> _Written instruction_:
Read the lines below and count those that have the word "Discover". Respond with the number only.

[Begin Input for this task]

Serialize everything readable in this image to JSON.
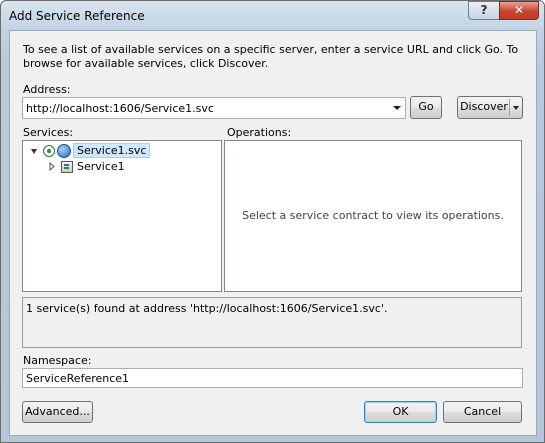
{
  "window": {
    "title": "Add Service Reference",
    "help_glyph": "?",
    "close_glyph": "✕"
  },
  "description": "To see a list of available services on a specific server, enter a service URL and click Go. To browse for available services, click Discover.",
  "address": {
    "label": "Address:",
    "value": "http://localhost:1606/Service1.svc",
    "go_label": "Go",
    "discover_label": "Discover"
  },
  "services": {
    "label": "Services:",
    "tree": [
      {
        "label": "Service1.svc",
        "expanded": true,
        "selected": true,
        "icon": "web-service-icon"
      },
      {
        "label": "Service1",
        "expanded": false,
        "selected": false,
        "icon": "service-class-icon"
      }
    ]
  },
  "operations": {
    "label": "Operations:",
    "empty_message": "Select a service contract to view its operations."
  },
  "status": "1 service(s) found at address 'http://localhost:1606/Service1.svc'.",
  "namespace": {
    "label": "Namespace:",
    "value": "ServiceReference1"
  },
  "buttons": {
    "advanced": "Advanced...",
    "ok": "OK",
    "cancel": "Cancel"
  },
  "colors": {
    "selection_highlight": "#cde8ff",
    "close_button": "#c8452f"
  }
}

[End Input for this task]
[Begin Input for this task]

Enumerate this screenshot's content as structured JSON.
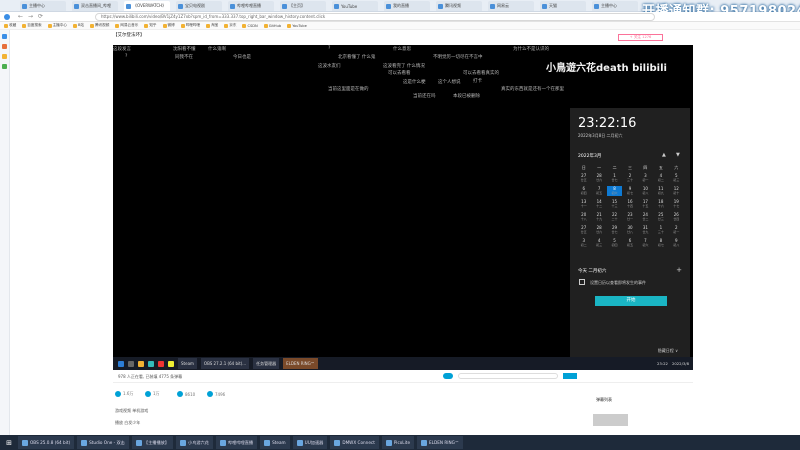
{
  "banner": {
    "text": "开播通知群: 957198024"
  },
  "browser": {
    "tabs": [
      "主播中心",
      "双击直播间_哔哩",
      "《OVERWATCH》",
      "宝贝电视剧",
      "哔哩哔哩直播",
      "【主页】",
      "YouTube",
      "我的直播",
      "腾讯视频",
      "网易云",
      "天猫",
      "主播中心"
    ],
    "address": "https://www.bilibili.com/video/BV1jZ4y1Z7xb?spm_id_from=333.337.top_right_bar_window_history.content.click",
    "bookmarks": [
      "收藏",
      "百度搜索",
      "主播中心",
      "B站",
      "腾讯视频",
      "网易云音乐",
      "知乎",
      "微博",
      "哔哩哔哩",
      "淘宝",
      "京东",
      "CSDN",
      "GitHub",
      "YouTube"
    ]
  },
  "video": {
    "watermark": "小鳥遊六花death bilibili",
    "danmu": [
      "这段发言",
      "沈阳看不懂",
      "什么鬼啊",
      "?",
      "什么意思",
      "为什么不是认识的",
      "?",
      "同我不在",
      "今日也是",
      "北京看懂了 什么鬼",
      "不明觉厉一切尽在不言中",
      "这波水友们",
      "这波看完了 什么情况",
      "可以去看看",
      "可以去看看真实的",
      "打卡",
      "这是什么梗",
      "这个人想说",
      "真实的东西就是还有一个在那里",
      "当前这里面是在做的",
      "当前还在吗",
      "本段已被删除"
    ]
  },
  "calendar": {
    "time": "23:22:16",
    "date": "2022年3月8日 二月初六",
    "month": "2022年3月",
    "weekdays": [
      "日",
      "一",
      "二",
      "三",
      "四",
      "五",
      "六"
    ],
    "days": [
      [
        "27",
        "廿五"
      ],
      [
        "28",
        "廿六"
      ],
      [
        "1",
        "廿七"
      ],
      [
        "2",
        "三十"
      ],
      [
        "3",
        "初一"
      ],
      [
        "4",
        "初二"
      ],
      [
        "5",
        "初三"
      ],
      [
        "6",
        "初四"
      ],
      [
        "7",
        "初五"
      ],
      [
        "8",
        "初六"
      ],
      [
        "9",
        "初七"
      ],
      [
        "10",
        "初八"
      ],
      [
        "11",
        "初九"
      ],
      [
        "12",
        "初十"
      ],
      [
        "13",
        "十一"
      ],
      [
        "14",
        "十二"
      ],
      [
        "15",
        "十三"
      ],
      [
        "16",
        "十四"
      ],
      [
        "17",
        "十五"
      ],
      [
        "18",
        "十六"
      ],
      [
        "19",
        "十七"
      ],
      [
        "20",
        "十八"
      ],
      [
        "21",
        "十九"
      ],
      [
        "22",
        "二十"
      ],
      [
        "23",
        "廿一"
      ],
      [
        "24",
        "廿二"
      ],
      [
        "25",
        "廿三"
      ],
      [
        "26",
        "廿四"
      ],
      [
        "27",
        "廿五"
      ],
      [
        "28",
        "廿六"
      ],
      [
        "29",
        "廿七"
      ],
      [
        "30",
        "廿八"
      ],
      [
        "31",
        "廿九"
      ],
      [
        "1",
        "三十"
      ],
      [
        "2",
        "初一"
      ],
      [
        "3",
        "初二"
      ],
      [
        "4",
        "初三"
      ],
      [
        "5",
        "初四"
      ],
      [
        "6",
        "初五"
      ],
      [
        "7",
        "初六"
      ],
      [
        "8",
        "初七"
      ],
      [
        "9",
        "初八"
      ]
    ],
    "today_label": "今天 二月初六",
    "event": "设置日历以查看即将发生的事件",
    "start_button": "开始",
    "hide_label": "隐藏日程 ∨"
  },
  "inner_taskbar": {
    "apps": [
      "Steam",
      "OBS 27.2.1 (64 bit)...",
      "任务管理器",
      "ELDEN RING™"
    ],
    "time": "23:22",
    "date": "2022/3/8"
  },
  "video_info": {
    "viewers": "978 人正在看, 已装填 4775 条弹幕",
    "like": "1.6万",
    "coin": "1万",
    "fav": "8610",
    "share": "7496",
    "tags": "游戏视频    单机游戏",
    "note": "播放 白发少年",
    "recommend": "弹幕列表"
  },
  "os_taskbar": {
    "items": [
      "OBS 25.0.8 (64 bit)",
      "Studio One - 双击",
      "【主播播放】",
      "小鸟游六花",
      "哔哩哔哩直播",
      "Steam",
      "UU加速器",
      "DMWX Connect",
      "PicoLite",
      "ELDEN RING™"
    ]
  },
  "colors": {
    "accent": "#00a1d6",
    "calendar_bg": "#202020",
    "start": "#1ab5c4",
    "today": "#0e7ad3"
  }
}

[End Input for this task]

> _Written response_:
2